>> START

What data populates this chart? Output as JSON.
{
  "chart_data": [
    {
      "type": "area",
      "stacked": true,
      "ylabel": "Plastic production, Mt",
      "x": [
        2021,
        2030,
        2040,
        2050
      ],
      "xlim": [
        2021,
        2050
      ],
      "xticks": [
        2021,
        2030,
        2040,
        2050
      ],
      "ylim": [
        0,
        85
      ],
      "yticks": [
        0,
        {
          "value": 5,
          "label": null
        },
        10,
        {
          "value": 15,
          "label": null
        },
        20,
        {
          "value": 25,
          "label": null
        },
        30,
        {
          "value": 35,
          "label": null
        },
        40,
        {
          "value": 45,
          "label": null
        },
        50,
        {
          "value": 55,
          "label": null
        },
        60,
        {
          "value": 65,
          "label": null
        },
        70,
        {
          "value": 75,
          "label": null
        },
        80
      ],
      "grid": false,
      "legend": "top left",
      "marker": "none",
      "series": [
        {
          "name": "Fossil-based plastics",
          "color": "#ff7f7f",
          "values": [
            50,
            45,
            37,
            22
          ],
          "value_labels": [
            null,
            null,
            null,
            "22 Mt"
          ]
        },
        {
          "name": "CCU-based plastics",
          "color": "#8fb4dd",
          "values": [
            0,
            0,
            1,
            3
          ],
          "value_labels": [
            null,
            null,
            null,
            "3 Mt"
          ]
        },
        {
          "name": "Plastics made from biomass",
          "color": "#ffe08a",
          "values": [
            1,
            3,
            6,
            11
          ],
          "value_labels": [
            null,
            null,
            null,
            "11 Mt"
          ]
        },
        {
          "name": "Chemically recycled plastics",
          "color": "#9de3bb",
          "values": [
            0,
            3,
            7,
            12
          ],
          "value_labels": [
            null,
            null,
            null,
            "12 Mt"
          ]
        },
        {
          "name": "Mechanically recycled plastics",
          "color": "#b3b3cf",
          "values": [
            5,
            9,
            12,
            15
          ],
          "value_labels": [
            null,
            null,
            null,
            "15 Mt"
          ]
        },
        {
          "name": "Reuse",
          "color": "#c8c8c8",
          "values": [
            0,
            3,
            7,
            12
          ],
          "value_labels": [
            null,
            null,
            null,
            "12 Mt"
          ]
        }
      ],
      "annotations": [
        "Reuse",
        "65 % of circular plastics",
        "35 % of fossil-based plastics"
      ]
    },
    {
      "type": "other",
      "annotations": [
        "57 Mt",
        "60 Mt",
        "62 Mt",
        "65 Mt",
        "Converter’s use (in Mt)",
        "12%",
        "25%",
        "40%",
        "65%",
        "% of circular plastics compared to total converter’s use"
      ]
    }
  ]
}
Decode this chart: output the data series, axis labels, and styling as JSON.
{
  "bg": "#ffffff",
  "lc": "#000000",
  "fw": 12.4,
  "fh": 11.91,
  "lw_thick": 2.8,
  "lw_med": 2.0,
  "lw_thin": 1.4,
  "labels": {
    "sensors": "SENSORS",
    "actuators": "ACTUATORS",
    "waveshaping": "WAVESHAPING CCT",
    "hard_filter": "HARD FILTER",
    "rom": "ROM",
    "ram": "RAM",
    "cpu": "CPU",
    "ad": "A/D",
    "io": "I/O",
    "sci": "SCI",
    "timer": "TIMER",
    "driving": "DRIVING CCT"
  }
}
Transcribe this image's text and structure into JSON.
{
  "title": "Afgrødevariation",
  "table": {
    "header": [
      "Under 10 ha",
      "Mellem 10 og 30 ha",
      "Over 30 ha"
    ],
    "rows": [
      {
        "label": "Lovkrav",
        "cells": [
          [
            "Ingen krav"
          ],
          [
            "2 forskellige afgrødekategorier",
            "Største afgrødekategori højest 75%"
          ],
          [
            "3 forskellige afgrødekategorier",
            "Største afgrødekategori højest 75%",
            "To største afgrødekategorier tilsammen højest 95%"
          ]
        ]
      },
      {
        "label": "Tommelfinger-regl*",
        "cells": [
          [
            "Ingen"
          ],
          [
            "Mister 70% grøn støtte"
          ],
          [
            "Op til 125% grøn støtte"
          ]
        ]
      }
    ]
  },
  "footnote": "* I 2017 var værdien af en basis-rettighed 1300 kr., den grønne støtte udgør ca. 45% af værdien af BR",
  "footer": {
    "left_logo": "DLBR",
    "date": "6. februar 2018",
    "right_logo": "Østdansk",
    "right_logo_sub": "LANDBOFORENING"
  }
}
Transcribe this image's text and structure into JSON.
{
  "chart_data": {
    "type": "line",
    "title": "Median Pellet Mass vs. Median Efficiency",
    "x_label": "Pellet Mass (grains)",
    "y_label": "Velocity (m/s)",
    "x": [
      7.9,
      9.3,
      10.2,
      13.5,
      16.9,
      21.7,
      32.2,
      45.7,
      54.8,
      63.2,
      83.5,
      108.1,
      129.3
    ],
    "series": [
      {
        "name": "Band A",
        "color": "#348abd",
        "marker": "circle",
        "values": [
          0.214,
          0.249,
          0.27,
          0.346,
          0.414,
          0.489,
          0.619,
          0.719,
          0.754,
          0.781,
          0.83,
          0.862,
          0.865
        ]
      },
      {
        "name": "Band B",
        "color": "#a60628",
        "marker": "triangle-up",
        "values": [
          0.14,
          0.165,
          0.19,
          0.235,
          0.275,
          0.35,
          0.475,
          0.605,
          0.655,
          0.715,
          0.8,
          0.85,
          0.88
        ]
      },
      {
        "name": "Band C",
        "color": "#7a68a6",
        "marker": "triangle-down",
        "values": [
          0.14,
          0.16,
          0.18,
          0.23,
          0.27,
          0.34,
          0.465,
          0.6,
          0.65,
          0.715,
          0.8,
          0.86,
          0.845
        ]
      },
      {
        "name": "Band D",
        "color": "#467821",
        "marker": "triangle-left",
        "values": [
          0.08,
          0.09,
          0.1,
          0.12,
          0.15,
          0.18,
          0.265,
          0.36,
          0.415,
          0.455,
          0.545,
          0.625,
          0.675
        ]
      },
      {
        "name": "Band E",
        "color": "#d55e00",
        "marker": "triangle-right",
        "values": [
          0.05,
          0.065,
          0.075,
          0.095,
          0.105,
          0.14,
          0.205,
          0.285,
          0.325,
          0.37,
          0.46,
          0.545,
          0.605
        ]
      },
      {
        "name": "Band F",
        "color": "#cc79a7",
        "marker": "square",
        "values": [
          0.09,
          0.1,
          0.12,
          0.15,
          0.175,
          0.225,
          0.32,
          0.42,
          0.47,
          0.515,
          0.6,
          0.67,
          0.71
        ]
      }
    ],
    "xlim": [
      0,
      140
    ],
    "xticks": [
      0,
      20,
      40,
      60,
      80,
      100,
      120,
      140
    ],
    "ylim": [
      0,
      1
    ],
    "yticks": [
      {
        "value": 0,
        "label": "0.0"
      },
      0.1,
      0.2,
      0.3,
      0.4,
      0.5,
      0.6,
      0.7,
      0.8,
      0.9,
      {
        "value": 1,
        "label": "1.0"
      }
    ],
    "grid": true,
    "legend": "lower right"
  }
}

>> END

Exercise brief> Look through the material above and pick out each line holding the word "afgrødekategorier".

Exercise response>
            "2 forskellige afgrødekategorier",
            "3 forskellige afgrødekategorier",
            "To største afgrødekategorier tilsammen højest 95%"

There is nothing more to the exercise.